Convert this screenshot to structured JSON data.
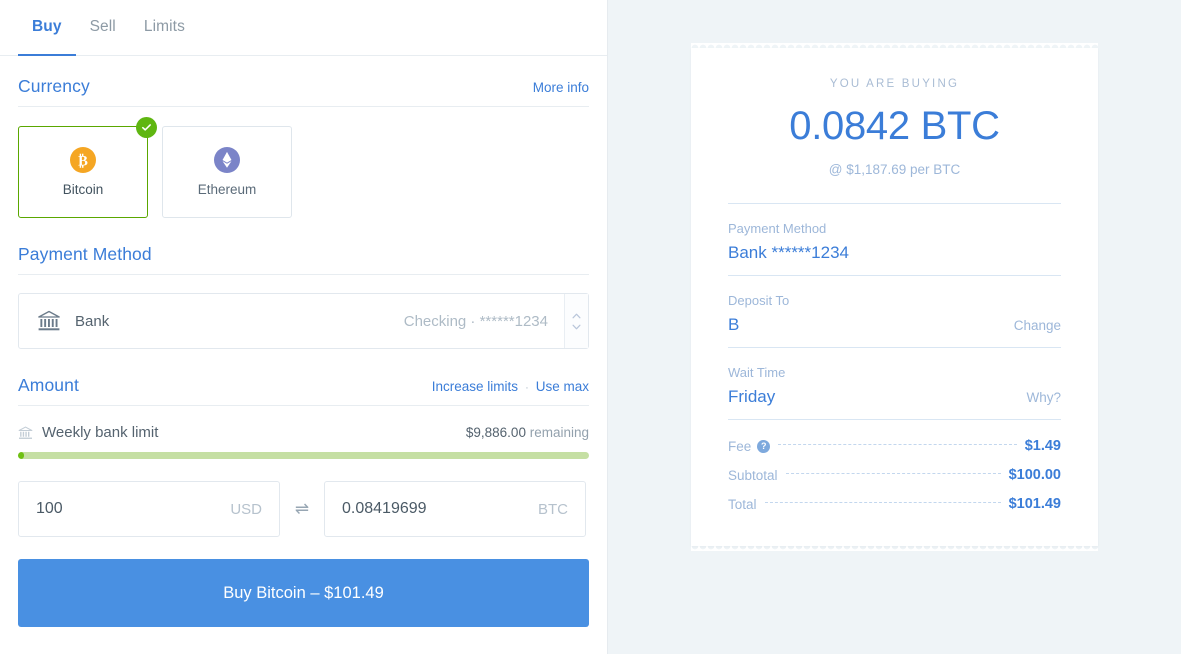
{
  "tabs": [
    {
      "label": "Buy",
      "active": true
    },
    {
      "label": "Sell",
      "active": false
    },
    {
      "label": "Limits",
      "active": false
    }
  ],
  "currency_section": {
    "title": "Currency",
    "more_info": "More info",
    "options": [
      {
        "label": "Bitcoin",
        "icon": "bitcoin-icon",
        "selected": true,
        "color": "#f5a623"
      },
      {
        "label": "Ethereum",
        "icon": "ethereum-icon",
        "selected": false,
        "color": "#7b84c8"
      }
    ],
    "selected_badge": "check-icon",
    "selected_border_color": "#5aa700"
  },
  "payment_section": {
    "title": "Payment Method",
    "method_name": "Bank",
    "method_detail": "Checking · ******1234",
    "icon": "bank-icon"
  },
  "amount_section": {
    "title": "Amount",
    "increase_limits": "Increase limits",
    "separator": "·",
    "use_max": "Use max",
    "limit_label": "Weekly bank limit",
    "limit_icon": "bank-icon",
    "limit_remaining_value": "$9,886.00",
    "limit_remaining_suffix": "remaining",
    "progress_percent": 1,
    "fiat_value": "100",
    "fiat_currency": "USD",
    "crypto_value": "0.08419699",
    "crypto_currency": "BTC",
    "swap_icon": "⇌"
  },
  "buy_button": {
    "label": "Buy Bitcoin – $101.49",
    "color": "#4990e2"
  },
  "receipt": {
    "heading": "YOU ARE BUYING",
    "amount": "0.0842 BTC",
    "rate": "@ $1,187.69 per BTC",
    "details": [
      {
        "label": "Payment Method",
        "value": "Bank ******1234",
        "action": ""
      },
      {
        "label": "Deposit To",
        "value": "B",
        "action": "Change"
      },
      {
        "label": "Wait Time",
        "value": "Friday",
        "action": "Why?"
      }
    ],
    "totals": [
      {
        "label": "Fee",
        "has_help": true,
        "value": "$1.49"
      },
      {
        "label": "Subtotal",
        "has_help": false,
        "value": "$100.00"
      },
      {
        "label": "Total",
        "has_help": false,
        "value": "$101.49"
      }
    ]
  }
}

☆ ☆ ☆

→ REQUIREMENTS
Every line above should be returned exactly; the pictures stay out.

→ WRITTEN RESPONSE
Convert this screenshot to structured JSON data.
{
  "tabs": [
    {
      "label": "Buy",
      "active": true
    },
    {
      "label": "Sell",
      "active": false
    },
    {
      "label": "Limits",
      "active": false
    }
  ],
  "currency_section": {
    "title": "Currency",
    "more_info": "More info",
    "options": [
      {
        "label": "Bitcoin",
        "icon": "bitcoin-icon",
        "selected": true,
        "color": "#f5a623"
      },
      {
        "label": "Ethereum",
        "icon": "ethereum-icon",
        "selected": false,
        "color": "#7b84c8"
      }
    ],
    "selected_badge": "check-icon",
    "selected_border_color": "#5aa700"
  },
  "payment_section": {
    "title": "Payment Method",
    "method_name": "Bank",
    "method_detail": "Checking · ******1234",
    "icon": "bank-icon"
  },
  "amount_section": {
    "title": "Amount",
    "increase_limits": "Increase limits",
    "separator": "·",
    "use_max": "Use max",
    "limit_label": "Weekly bank limit",
    "limit_icon": "bank-icon",
    "limit_remaining_value": "$9,886.00",
    "limit_remaining_suffix": "remaining",
    "progress_percent": 1,
    "fiat_value": "100",
    "fiat_currency": "USD",
    "crypto_value": "0.08419699",
    "crypto_currency": "BTC",
    "swap_icon": "⇌"
  },
  "buy_button": {
    "label": "Buy Bitcoin – $101.49",
    "color": "#4990e2"
  },
  "receipt": {
    "heading": "YOU ARE BUYING",
    "amount": "0.0842 BTC",
    "rate": "@ $1,187.69 per BTC",
    "details": [
      {
        "label": "Payment Method",
        "value": "Bank ******1234",
        "action": ""
      },
      {
        "label": "Deposit To",
        "value": "B",
        "action": "Change"
      },
      {
        "label": "Wait Time",
        "value": "Friday",
        "action": "Why?"
      }
    ],
    "totals": [
      {
        "label": "Fee",
        "has_help": true,
        "value": "$1.49"
      },
      {
        "label": "Subtotal",
        "has_help": false,
        "value": "$100.00"
      },
      {
        "label": "Total",
        "has_help": false,
        "value": "$101.49"
      }
    ]
  }
}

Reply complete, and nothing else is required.